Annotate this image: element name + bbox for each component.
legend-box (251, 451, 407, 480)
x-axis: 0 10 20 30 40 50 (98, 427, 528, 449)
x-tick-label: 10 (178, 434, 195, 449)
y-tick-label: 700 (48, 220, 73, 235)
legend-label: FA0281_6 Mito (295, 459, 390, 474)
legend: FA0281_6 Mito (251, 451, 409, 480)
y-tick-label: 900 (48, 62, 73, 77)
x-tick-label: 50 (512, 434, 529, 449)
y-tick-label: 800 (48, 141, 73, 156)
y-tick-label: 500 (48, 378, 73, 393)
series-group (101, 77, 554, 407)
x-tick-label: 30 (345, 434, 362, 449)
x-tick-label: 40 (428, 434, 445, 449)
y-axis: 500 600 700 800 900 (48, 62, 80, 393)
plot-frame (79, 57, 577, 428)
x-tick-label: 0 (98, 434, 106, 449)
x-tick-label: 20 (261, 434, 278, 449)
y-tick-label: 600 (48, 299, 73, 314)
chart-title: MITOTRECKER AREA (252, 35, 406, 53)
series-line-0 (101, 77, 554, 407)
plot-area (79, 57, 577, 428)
___
WHAT THE TASK ASKS: Render each line of the data above as a JSON list of strings, one string per line, leaving out any blank lines.

TASK SOLUTION:
[
  "Annotate this image: element name + bbox for each component.",
  "legend-box (251, 451, 407, 480)",
  "x-axis: 0 10 20 30 40 50 (98, 427, 528, 449)",
  "x-tick-label: 10 (178, 434, 195, 449)",
  "y-tick-label: 700 (48, 220, 73, 235)",
  "legend-label: FA0281_6 Mito (295, 459, 390, 474)",
  "legend: FA0281_6 Mito (251, 451, 409, 480)",
  "y-tick-label: 900 (48, 62, 73, 77)",
  "x-tick-label: 50 (512, 434, 529, 449)",
  "y-tick-label: 800 (48, 141, 73, 156)",
  "y-tick-label: 500 (48, 378, 73, 393)",
  "series-group (101, 77, 554, 407)",
  "x-tick-label: 30 (345, 434, 362, 449)",
  "x-tick-label: 40 (428, 434, 445, 449)",
  "y-axis: 500 600 700 800 900 (48, 62, 80, 393)",
  "plot-frame (79, 57, 577, 428)",
  "x-tick-label: 0 (98, 434, 106, 449)",
  "x-tick-label: 20 (261, 434, 278, 449)",
  "y-tick-label: 600 (48, 299, 73, 314)",
  "chart-title: MITOTRECKER AREA (252, 35, 406, 53)",
  "series-line-0 (101, 77, 554, 407)",
  "plot-area (79, 57, 577, 428)"
]